┌─ Given entries

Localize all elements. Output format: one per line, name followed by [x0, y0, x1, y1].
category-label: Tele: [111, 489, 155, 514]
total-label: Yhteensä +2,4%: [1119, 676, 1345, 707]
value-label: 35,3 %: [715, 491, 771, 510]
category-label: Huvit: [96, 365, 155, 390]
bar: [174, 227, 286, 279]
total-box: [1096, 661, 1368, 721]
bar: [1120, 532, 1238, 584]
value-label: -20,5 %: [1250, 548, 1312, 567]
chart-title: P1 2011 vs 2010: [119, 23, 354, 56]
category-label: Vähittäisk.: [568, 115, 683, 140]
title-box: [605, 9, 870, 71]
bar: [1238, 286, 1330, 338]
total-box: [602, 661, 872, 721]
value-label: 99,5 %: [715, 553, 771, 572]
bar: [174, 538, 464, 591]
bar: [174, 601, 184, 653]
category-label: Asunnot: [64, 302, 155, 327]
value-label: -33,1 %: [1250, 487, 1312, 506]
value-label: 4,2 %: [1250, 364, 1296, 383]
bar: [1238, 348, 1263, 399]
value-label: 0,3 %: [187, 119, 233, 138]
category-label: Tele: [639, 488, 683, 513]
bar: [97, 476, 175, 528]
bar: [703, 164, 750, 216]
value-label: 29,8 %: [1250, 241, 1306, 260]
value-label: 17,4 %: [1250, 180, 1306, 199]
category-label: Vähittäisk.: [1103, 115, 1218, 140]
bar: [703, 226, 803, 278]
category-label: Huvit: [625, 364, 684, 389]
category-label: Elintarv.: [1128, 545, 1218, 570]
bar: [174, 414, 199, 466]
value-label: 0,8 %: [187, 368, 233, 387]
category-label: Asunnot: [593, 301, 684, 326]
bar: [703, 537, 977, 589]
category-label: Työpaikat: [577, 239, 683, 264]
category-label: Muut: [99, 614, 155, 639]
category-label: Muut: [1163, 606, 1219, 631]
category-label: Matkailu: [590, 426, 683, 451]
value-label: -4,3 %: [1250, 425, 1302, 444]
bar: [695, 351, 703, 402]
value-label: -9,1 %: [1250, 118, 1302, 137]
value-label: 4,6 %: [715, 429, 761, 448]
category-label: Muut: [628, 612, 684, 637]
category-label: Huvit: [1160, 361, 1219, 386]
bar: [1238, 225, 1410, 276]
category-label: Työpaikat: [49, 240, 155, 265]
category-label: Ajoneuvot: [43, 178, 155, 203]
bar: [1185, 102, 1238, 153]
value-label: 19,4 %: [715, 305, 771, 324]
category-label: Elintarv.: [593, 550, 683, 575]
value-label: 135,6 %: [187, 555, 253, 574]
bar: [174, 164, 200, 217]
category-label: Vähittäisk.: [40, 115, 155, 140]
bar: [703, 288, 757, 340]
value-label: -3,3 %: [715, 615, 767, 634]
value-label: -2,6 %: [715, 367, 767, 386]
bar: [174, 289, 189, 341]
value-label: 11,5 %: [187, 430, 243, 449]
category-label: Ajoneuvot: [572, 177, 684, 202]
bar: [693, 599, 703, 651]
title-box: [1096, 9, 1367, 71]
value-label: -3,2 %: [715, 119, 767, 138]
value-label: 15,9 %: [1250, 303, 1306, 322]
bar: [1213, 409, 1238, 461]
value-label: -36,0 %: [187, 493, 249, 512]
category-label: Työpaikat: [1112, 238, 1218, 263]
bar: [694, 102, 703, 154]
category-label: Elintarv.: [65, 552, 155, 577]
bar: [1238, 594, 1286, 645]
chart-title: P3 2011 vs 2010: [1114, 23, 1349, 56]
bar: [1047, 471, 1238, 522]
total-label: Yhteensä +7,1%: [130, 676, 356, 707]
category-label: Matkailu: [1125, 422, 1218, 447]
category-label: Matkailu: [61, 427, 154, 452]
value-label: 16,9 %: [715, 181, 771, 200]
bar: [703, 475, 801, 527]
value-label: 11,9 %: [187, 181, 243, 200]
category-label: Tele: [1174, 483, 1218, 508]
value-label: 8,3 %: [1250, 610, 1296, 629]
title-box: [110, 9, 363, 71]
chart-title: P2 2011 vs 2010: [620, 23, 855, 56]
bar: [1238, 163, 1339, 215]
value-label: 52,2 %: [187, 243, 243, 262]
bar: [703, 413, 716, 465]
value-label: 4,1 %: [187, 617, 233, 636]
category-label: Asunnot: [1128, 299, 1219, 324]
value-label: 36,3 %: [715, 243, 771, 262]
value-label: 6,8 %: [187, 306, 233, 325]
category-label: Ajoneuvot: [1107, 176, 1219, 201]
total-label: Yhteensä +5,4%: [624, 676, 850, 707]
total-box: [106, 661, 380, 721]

└─

• Exercise
Pick out every line above that contains the string "Vähittäisk" and copy each one in full. Uppercase and lowercase letters count as different.

• Result of this task
category-label: Vähittäisk.: [568, 115, 683, 140]
category-label: Vähittäisk.: [1103, 115, 1218, 140]
category-label: Vähittäisk.: [40, 115, 155, 140]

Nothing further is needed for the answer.